■ Excerpted records
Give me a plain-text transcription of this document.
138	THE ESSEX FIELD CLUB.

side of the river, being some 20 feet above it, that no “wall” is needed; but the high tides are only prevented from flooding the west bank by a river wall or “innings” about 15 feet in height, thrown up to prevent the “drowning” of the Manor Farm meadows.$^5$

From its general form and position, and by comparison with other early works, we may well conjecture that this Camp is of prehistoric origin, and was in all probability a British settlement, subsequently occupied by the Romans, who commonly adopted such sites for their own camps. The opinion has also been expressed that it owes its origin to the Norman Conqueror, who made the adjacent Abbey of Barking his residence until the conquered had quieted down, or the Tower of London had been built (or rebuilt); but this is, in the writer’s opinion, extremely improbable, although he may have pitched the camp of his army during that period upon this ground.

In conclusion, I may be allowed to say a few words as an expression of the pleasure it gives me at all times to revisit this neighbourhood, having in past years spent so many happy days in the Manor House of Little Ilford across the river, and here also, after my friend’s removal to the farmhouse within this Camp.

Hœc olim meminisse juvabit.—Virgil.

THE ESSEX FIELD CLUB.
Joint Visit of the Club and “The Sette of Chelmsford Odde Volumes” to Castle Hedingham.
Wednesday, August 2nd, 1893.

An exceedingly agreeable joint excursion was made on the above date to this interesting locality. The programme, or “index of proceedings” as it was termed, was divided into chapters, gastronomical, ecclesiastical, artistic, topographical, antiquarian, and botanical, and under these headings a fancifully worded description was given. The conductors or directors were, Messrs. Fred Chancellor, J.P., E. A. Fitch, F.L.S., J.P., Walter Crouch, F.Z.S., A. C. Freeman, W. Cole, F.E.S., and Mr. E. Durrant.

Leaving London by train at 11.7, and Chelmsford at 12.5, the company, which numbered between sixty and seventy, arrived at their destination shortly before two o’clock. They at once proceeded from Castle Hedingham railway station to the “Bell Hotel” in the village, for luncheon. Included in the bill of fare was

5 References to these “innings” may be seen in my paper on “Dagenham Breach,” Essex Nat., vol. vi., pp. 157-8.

==

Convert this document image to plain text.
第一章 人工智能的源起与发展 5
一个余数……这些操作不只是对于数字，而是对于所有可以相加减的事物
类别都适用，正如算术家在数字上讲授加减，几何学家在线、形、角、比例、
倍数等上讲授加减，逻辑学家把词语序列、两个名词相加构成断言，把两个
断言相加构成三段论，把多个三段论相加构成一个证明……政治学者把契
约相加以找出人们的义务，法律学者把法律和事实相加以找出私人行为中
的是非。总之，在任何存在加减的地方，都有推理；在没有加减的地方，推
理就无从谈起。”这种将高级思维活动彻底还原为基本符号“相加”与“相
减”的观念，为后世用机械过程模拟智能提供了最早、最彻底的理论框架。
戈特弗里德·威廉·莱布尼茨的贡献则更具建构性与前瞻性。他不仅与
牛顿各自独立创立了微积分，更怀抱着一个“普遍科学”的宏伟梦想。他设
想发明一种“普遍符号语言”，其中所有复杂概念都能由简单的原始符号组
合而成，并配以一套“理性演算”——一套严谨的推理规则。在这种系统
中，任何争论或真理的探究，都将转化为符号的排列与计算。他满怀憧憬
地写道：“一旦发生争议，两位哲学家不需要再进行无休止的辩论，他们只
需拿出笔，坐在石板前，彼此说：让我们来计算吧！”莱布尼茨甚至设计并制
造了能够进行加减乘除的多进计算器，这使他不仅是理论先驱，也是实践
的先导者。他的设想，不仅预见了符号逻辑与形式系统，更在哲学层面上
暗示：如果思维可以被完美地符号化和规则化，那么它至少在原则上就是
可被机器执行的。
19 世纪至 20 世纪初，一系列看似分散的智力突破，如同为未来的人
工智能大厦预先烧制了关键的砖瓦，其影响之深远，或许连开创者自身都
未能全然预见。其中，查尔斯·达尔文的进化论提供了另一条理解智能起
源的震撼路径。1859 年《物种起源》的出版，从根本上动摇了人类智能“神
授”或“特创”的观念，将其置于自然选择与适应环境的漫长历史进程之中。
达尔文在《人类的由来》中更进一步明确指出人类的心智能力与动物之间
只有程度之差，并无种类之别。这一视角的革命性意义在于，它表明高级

...

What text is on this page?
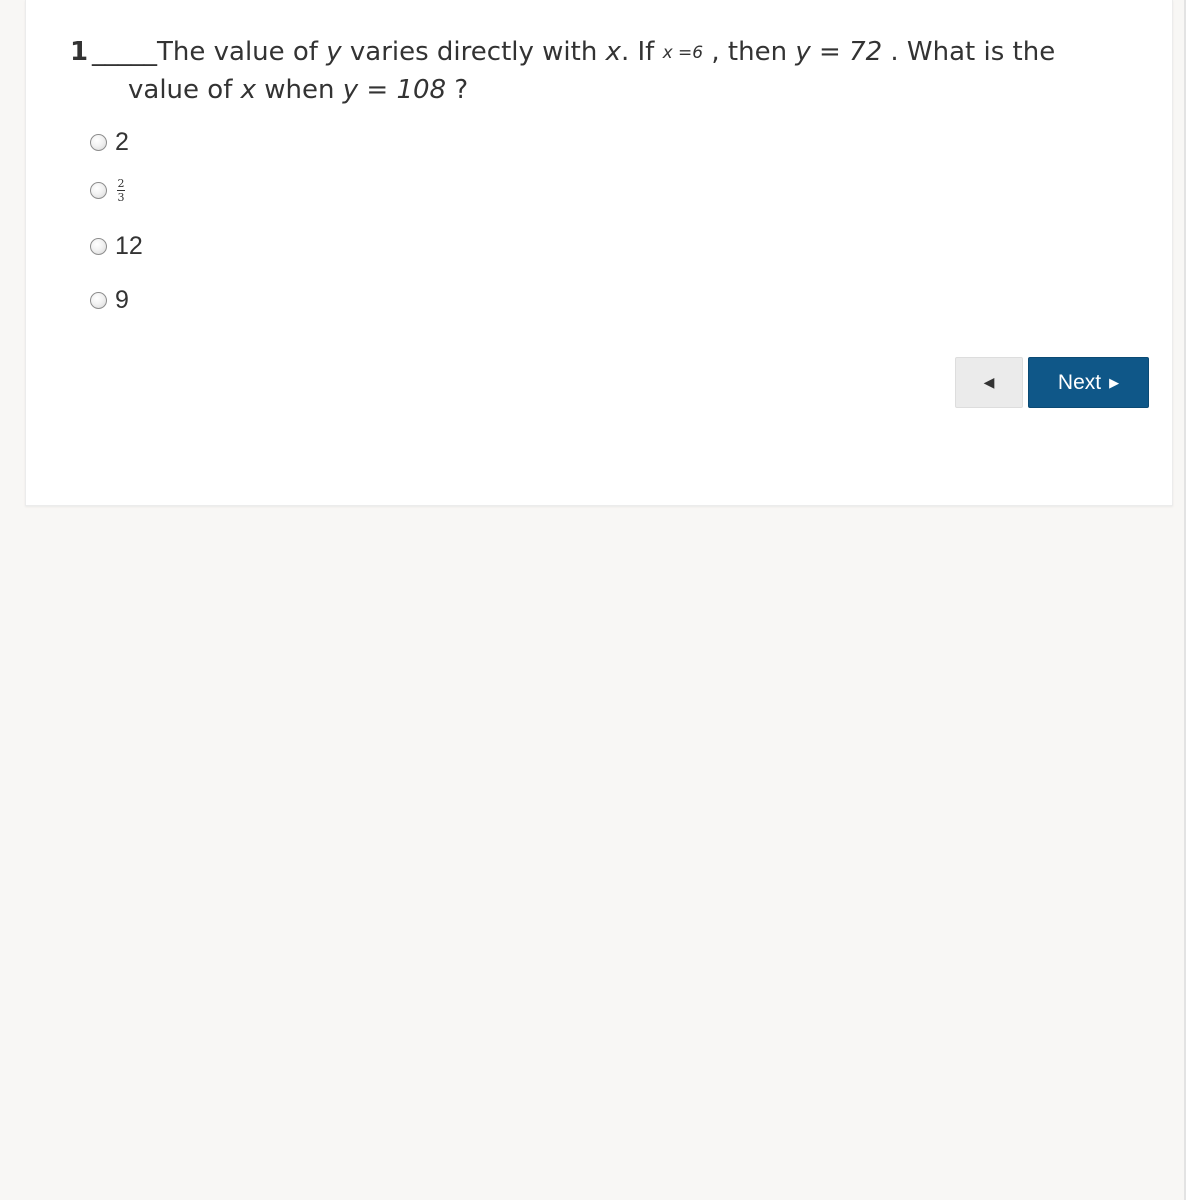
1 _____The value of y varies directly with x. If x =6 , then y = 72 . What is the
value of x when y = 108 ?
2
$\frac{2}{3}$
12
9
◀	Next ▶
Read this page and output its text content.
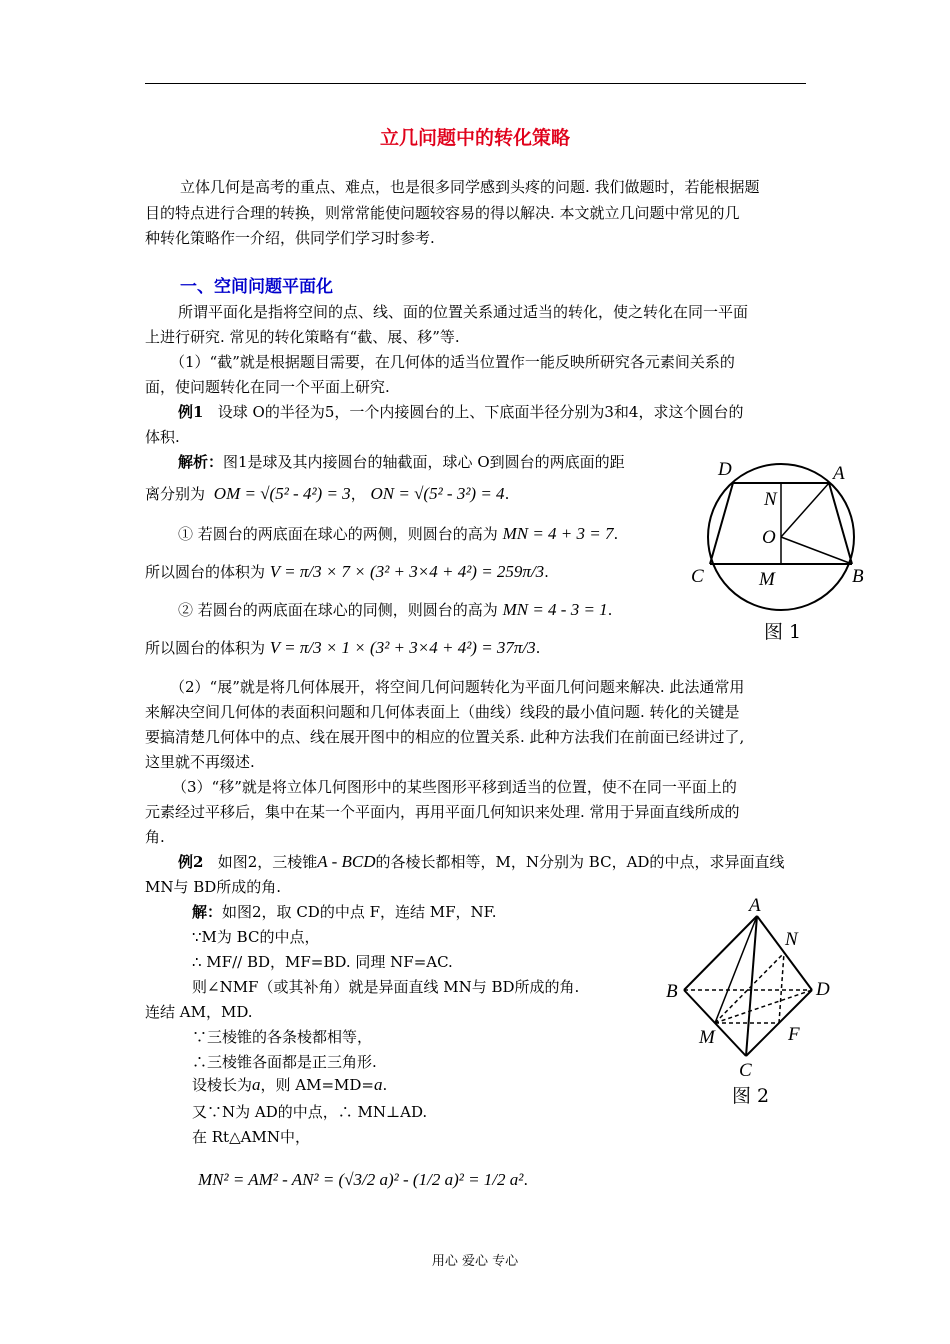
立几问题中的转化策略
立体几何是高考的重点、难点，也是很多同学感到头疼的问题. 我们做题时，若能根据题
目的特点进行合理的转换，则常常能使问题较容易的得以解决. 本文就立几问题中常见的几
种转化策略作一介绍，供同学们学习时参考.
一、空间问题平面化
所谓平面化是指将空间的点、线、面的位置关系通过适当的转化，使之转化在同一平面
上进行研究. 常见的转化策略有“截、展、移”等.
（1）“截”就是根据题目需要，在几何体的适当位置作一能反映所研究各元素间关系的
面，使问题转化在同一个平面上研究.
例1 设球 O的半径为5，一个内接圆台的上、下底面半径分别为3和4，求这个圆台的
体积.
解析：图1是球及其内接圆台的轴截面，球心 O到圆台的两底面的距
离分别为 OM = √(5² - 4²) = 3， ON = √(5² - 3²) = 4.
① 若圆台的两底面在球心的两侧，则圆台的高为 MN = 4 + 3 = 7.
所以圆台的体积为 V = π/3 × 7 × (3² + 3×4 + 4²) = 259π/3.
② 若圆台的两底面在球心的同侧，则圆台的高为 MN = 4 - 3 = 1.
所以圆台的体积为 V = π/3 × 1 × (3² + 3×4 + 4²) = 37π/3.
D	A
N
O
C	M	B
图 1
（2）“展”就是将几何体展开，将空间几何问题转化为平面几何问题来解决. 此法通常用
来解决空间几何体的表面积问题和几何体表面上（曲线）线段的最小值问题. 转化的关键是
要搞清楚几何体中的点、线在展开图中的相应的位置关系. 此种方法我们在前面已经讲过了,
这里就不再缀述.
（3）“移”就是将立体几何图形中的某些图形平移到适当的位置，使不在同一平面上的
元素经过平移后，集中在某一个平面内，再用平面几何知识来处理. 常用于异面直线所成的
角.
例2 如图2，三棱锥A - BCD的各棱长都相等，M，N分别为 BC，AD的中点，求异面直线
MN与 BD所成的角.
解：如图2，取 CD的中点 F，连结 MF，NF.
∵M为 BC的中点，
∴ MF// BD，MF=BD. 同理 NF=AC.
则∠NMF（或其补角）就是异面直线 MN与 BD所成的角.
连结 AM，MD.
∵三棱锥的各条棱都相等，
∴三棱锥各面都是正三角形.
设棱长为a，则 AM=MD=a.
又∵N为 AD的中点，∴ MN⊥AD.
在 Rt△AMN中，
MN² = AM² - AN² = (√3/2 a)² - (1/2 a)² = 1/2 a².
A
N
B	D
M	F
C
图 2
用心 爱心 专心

■ Your goal
Search the data above for the string "text" and copy each line that has it.

■ Task answer
Give me a plain-text transcription of this document.
Convert this document image to plain text.
What text is on this page?
Read this page and output its text content.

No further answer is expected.